■ **WHAT THE TASK REQUIRES**
Answer with a single number, the count of lines holding the word "name".
####
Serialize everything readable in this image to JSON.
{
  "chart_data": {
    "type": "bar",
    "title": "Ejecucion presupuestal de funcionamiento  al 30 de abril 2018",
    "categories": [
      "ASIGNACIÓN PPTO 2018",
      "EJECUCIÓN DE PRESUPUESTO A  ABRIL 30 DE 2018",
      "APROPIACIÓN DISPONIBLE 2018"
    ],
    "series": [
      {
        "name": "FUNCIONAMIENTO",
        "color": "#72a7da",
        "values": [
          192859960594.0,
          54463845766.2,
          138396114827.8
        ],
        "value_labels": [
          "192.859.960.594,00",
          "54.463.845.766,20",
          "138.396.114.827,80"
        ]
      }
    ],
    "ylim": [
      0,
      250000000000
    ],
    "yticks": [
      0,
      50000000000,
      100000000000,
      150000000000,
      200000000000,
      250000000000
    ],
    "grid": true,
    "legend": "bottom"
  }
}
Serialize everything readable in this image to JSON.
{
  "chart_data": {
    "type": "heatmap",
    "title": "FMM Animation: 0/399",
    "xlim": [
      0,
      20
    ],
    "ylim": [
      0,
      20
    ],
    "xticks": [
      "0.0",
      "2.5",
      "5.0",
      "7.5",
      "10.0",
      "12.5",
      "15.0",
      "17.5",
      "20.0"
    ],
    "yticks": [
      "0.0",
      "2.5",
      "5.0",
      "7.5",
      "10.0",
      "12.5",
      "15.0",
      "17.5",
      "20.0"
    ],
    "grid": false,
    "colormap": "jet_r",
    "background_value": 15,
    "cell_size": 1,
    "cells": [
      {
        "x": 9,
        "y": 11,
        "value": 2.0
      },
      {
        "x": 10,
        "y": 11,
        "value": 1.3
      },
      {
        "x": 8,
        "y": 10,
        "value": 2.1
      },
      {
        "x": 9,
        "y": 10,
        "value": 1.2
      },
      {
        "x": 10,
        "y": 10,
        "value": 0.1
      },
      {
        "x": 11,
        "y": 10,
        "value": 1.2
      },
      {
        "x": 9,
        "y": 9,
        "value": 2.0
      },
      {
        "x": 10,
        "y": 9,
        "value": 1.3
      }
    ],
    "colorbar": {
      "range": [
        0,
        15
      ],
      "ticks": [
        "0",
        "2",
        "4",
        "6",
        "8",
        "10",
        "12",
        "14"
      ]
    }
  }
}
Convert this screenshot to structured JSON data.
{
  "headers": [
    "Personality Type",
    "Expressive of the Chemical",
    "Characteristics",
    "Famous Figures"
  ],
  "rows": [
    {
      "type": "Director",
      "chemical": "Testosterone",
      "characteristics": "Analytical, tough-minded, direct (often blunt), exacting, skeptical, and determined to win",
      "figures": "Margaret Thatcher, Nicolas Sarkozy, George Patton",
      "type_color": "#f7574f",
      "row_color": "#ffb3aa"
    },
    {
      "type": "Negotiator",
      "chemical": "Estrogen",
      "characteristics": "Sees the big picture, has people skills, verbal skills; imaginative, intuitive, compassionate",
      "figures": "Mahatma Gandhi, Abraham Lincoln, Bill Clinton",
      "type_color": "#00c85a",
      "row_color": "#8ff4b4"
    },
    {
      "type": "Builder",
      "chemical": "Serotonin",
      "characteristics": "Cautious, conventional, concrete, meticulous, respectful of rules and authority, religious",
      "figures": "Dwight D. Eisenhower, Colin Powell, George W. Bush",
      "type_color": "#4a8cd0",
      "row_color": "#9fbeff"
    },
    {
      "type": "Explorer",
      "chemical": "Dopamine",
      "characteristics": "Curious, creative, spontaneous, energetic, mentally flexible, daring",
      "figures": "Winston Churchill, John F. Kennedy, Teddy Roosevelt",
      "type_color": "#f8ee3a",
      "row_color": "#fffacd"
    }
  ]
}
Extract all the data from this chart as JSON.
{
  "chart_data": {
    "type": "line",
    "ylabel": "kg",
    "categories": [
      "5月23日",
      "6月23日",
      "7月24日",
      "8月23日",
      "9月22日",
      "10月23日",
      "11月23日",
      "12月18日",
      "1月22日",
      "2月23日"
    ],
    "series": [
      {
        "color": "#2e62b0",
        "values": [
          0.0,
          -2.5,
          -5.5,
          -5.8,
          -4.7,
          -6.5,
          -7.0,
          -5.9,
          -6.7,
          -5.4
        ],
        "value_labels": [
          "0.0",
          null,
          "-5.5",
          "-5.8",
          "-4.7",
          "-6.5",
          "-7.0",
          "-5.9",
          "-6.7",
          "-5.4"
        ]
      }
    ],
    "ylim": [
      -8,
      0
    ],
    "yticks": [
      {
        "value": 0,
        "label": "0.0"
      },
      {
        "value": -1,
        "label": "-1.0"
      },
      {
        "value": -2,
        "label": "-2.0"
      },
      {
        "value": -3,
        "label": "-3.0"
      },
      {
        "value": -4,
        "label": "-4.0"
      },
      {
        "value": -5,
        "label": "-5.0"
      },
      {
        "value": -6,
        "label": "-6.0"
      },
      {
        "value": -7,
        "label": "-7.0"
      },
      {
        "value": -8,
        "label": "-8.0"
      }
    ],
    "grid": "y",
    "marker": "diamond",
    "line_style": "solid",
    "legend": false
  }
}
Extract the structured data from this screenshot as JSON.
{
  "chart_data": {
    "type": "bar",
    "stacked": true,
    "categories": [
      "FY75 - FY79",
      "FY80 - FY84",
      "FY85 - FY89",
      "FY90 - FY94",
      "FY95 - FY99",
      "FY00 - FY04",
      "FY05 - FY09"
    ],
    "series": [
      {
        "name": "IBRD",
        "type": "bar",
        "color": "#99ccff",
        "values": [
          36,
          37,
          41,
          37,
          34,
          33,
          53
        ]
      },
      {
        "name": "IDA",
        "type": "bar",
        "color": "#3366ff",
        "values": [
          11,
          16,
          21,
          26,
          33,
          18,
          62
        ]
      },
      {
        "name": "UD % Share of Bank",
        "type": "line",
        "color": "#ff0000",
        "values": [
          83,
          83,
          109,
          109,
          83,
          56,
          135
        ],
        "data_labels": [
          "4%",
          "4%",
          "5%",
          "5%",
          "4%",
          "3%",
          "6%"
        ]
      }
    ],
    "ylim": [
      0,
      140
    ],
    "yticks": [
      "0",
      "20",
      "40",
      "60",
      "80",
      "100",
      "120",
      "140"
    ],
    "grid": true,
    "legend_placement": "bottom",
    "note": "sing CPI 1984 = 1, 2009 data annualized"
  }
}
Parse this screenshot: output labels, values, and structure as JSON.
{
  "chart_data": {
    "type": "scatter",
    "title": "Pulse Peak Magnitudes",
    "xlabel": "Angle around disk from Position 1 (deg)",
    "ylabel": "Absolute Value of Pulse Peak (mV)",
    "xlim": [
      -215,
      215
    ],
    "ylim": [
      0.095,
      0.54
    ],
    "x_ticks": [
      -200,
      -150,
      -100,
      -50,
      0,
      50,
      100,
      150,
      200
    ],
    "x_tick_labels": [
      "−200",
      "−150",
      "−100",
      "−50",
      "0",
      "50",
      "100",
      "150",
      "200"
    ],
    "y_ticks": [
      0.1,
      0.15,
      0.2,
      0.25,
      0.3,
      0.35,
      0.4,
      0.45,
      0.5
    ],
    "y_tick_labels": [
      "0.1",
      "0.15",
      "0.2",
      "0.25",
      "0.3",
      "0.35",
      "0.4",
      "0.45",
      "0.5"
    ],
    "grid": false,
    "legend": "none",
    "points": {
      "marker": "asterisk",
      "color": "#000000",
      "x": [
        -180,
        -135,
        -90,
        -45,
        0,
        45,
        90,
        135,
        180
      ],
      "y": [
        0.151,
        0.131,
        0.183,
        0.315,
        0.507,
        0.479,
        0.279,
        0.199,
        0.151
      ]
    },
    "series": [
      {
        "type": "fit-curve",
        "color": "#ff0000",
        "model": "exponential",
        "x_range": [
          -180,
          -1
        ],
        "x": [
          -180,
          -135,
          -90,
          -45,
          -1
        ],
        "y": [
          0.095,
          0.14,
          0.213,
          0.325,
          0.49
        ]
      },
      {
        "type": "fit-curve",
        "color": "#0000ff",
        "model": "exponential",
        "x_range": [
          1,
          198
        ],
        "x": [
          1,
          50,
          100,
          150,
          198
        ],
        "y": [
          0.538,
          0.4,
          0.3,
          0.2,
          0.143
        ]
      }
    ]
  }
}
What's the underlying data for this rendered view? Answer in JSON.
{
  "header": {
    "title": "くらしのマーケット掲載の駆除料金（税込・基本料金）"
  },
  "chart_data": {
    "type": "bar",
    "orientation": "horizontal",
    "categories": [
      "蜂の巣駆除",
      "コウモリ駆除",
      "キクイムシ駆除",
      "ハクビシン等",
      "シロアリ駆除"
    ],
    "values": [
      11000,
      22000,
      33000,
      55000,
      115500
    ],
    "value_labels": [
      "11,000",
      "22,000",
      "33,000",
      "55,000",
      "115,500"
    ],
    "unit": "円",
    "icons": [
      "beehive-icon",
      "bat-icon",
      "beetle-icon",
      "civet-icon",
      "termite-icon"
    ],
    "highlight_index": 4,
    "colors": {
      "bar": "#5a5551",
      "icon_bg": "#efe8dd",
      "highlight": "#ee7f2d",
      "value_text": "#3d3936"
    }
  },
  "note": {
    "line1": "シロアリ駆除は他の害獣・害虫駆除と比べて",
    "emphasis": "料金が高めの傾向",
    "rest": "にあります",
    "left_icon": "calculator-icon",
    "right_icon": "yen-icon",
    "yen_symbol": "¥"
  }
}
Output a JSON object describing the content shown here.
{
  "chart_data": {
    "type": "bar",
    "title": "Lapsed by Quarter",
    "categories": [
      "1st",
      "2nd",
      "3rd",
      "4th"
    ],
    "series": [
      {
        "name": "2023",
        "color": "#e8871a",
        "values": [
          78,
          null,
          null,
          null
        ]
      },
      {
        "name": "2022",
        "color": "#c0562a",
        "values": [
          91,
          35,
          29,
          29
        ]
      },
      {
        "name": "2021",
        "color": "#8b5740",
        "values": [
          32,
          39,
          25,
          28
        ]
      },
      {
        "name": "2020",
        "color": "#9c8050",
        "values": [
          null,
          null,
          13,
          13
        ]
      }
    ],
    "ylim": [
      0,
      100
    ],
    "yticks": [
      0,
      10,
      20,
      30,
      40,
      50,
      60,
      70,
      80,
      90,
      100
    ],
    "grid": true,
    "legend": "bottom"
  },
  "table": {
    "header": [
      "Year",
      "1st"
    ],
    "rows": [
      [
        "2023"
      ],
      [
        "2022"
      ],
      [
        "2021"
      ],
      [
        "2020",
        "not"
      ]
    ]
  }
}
####
■ **RESPONSE**
8